:: Supplied records

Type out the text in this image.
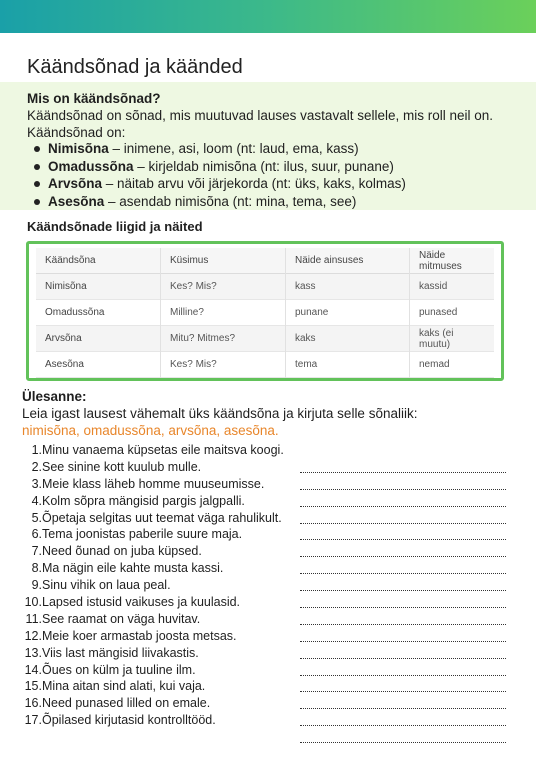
Käändsõnad ja käänded
Mis on käändsõnad?
Käändsõnad on sõnad, mis muutuvad lauses vastavalt sellele, mis roll neil on. Käändsõnad on:
Nimisõna – inimene, asi, loom (nt: laud, ema, kass)
Omadussõna – kirjeldab nimisõna (nt: ilus, suur, punane)
Arvsõna – näitab arvu või järjekorda (nt: üks, kaks, kolmas)
Asesõna – asendab nimisõna (nt: mina, tema, see)
Käändsõnade liigid ja näited
Käändsõna	Küsimus	Näide ainsuses	Näide mitmuses
Nimisõna	Kes? Mis?	kass	kassid
Omadussõna	Milline?	punane	punased
Arvsõna	Mitu? Mitmes?	kaks	kaks (ei muutu)
Asesõna	Kes? Mis?	tema	nemad
Ülesanne:
Leia igast lausest vähemalt üks käändsõna ja kirjuta selle sõnaliik:
nimisõna, omadussõna, arvsõna, asesõna.
1.Minu vanaema küpsetas eile maitsva koogi.
2.See sinine kott kuulub mulle.
3.Meie klass läheb homme muuseumisse.
4.Kolm sõpra mängisid pargis jalgpalli.
5.Õpetaja selgitas uut teemat väga rahulikult.
6.Tema joonistas paberile suure maja.
7.Need õunad on juba küpsed.
8.Ma nägin eile kahte musta kassi.
9.Sinu vihik on laua peal.
10.Lapsed istusid vaikuses ja kuulasid.
11.See raamat on väga huvitav.
12.Meie koer armastab joosta metsas.
13.Viis last mängisid liivakastis.
14.Õues on külm ja tuuline ilm.
15.Mina aitan sind alati, kui vaja.
16.Need punased lilled on emale.
17.Õpilased kirjutasid kontrolltööd.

::::

> **Brief**
Read through the entries and copy each line in which "väga" appears.

> **Exercise output**
5.Õpetaja selgitas uut teemat väga rahulikult.
11.See raamat on väga huvitav.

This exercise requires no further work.